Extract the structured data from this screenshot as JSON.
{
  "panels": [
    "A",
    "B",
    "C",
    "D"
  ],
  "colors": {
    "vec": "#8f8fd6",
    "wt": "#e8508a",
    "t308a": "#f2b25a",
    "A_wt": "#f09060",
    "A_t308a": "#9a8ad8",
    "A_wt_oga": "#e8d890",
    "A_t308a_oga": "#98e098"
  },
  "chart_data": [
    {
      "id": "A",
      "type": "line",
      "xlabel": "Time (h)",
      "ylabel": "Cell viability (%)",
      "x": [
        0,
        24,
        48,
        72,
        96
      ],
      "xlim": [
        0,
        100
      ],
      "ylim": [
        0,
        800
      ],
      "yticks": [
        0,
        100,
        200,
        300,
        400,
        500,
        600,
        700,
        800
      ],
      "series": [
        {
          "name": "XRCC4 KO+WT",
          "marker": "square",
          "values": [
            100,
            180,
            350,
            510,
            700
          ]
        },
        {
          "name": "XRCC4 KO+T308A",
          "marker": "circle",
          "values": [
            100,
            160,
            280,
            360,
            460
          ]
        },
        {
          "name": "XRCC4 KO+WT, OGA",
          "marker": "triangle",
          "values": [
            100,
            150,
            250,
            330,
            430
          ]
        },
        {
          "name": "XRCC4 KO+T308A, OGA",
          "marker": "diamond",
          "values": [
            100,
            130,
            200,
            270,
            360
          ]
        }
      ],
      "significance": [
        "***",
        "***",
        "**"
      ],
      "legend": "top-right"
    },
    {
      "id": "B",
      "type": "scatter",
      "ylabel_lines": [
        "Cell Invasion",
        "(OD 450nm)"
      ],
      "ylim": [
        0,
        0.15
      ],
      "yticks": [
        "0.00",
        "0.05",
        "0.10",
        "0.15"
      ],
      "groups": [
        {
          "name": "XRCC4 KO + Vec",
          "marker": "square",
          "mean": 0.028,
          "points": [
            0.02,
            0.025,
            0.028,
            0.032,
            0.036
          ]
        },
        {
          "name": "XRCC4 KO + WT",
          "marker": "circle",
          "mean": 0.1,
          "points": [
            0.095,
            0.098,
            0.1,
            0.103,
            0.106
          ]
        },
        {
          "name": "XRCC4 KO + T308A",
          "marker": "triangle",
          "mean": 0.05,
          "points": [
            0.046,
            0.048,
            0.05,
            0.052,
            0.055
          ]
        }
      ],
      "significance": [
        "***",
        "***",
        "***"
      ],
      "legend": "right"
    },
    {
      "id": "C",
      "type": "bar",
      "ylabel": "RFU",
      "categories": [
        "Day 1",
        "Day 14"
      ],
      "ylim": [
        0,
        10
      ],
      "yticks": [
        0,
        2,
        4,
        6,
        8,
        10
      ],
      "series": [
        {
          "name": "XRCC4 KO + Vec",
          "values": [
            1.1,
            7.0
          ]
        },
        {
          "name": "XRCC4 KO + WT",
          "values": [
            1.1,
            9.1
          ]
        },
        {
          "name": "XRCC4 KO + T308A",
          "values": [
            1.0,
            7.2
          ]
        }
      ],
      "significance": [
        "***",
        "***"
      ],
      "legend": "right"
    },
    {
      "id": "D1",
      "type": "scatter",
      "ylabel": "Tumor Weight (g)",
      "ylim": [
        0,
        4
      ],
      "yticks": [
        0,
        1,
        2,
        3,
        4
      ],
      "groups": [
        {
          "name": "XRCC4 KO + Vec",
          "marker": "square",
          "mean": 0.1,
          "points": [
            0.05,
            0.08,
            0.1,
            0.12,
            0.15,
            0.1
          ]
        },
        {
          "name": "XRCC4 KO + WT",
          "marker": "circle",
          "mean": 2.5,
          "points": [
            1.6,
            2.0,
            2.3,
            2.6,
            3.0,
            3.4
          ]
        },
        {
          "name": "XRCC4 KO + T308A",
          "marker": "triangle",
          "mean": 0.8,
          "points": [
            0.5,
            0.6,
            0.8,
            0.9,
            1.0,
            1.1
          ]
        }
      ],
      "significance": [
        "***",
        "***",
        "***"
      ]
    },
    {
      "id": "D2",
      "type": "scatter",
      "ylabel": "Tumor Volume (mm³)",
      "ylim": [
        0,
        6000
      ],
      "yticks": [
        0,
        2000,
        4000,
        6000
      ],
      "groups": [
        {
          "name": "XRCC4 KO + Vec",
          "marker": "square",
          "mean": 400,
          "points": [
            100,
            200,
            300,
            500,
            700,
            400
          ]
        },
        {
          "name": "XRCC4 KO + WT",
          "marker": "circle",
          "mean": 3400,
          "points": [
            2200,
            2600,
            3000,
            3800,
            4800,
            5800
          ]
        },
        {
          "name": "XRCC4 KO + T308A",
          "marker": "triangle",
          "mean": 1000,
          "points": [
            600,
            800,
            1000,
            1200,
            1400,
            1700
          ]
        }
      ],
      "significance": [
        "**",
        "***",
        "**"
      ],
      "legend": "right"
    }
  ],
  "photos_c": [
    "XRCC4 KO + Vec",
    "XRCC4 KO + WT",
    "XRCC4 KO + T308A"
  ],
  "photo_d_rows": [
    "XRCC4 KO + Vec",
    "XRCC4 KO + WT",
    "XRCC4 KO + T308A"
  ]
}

Task prompt
Print every record exactly as it was given.

Written answer
Extract the structured data from this screenshot as JSON.
{
  "panels": [
    "A",
    "B",
    "C",
    "D"
  ],
  "colors": {
    "vec": "#8f8fd6",
    "wt": "#e8508a",
    "t308a": "#f2b25a",
    "A_wt": "#f09060",
    "A_t308a": "#9a8ad8",
    "A_wt_oga": "#e8d890",
    "A_t308a_oga": "#98e098"
  },
  "chart_data": [
    {
      "id": "A",
      "type": "line",
      "xlabel": "Time (h)",
      "ylabel": "Cell viability (%)",
      "x": [
        0,
        24,
        48,
        72,
        96
      ],
      "xlim": [
        0,
        100
      ],
      "ylim": [
        0,
        800
      ],
      "yticks": [
        0,
        100,
        200,
        300,
        400,
        500,
        600,
        700,
        800
      ],
      "series": [
        {
          "name": "XRCC4 KO+WT",
          "marker": "square",
          "values": [
            100,
            180,
            350,
            510,
            700
          ]
        },
        {
          "name": "XRCC4 KO+T308A",
          "marker": "circle",
          "values": [
            100,
            160,
            280,
            360,
            460
          ]
        },
        {
          "name": "XRCC4 KO+WT, OGA",
          "marker": "triangle",
          "values": [
            100,
            150,
            250,
            330,
            430
          ]
        },
        {
          "name": "XRCC4 KO+T308A, OGA",
          "marker": "diamond",
          "values": [
            100,
            130,
            200,
            270,
            360
          ]
        }
      ],
      "significance": [
        "***",
        "***",
        "**"
      ],
      "legend": "top-right"
    },
    {
      "id": "B",
      "type": "scatter",
      "ylabel_lines": [
        "Cell Invasion",
        "(OD 450nm)"
      ],
      "ylim": [
        0,
        0.15
      ],
      "yticks": [
        "0.00",
        "0.05",
        "0.10",
        "0.15"
      ],
      "groups": [
        {
          "name": "XRCC4 KO + Vec",
          "marker": "square",
          "mean": 0.028,
          "points": [
            0.02,
            0.025,
            0.028,
            0.032,
            0.036
          ]
        },
        {
          "name": "XRCC4 KO + WT",
          "marker": "circle",
          "mean": 0.1,
          "points": [
            0.095,
            0.098,
            0.1,
            0.103,
            0.106
          ]
        },
        {
          "name": "XRCC4 KO + T308A",
          "marker": "triangle",
          "mean": 0.05,
          "points": [
            0.046,
            0.048,
            0.05,
            0.052,
            0.055
          ]
        }
      ],
      "significance": [
        "***",
        "***",
        "***"
      ],
      "legend": "right"
    },
    {
      "id": "C",
      "type": "bar",
      "ylabel": "RFU",
      "categories": [
        "Day 1",
        "Day 14"
      ],
      "ylim": [
        0,
        10
      ],
      "yticks": [
        0,
        2,
        4,
        6,
        8,
        10
      ],
      "series": [
        {
          "name": "XRCC4 KO + Vec",
          "values": [
            1.1,
            7.0
          ]
        },
        {
          "name": "XRCC4 KO + WT",
          "values": [
            1.1,
            9.1
          ]
        },
        {
          "name": "XRCC4 KO + T308A",
          "values": [
            1.0,
            7.2
          ]
        }
      ],
      "significance": [
        "***",
        "***"
      ],
      "legend": "right"
    },
    {
      "id": "D1",
      "type": "scatter",
      "ylabel": "Tumor Weight (g)",
      "ylim": [
        0,
        4
      ],
      "yticks": [
        0,
        1,
        2,
        3,
        4
      ],
      "groups": [
        {
          "name": "XRCC4 KO + Vec",
          "marker": "square",
          "mean": 0.1,
          "points": [
            0.05,
            0.08,
            0.1,
            0.12,
            0.15,
            0.1
          ]
        },
        {
          "name": "XRCC4 KO + WT",
          "marker": "circle",
          "mean": 2.5,
          "points": [
            1.6,
            2.0,
            2.3,
            2.6,
            3.0,
            3.4
          ]
        },
        {
          "name": "XRCC4 KO + T308A",
          "marker": "triangle",
          "mean": 0.8,
          "points": [
            0.5,
            0.6,
            0.8,
            0.9,
            1.0,
            1.1
          ]
        }
      ],
      "significance": [
        "***",
        "***",
        "***"
      ]
    },
    {
      "id": "D2",
      "type": "scatter",
      "ylabel": "Tumor Volume (mm³)",
      "ylim": [
        0,
        6000
      ],
      "yticks": [
        0,
        2000,
        4000,
        6000
      ],
      "groups": [
        {
          "name": "XRCC4 KO + Vec",
          "marker": "square",
          "mean": 400,
          "points": [
            100,
            200,
            300,
            500,
            700,
            400
          ]
        },
        {
          "name": "XRCC4 KO + WT",
          "marker": "circle",
          "mean": 3400,
          "points": [
            2200,
            2600,
            3000,
            3800,
            4800,
            5800
          ]
        },
        {
          "name": "XRCC4 KO + T308A",
          "marker": "triangle",
          "mean": 1000,
          "points": [
            600,
            800,
            1000,
            1200,
            1400,
            1700
          ]
        }
      ],
      "significance": [
        "**",
        "***",
        "**"
      ],
      "legend": "right"
    }
  ],
  "photos_c": [
    "XRCC4 KO + Vec",
    "XRCC4 KO + WT",
    "XRCC4 KO + T308A"
  ],
  "photo_d_rows": [
    "XRCC4 KO + Vec",
    "XRCC4 KO + WT",
    "XRCC4 KO + T308A"
  ]
}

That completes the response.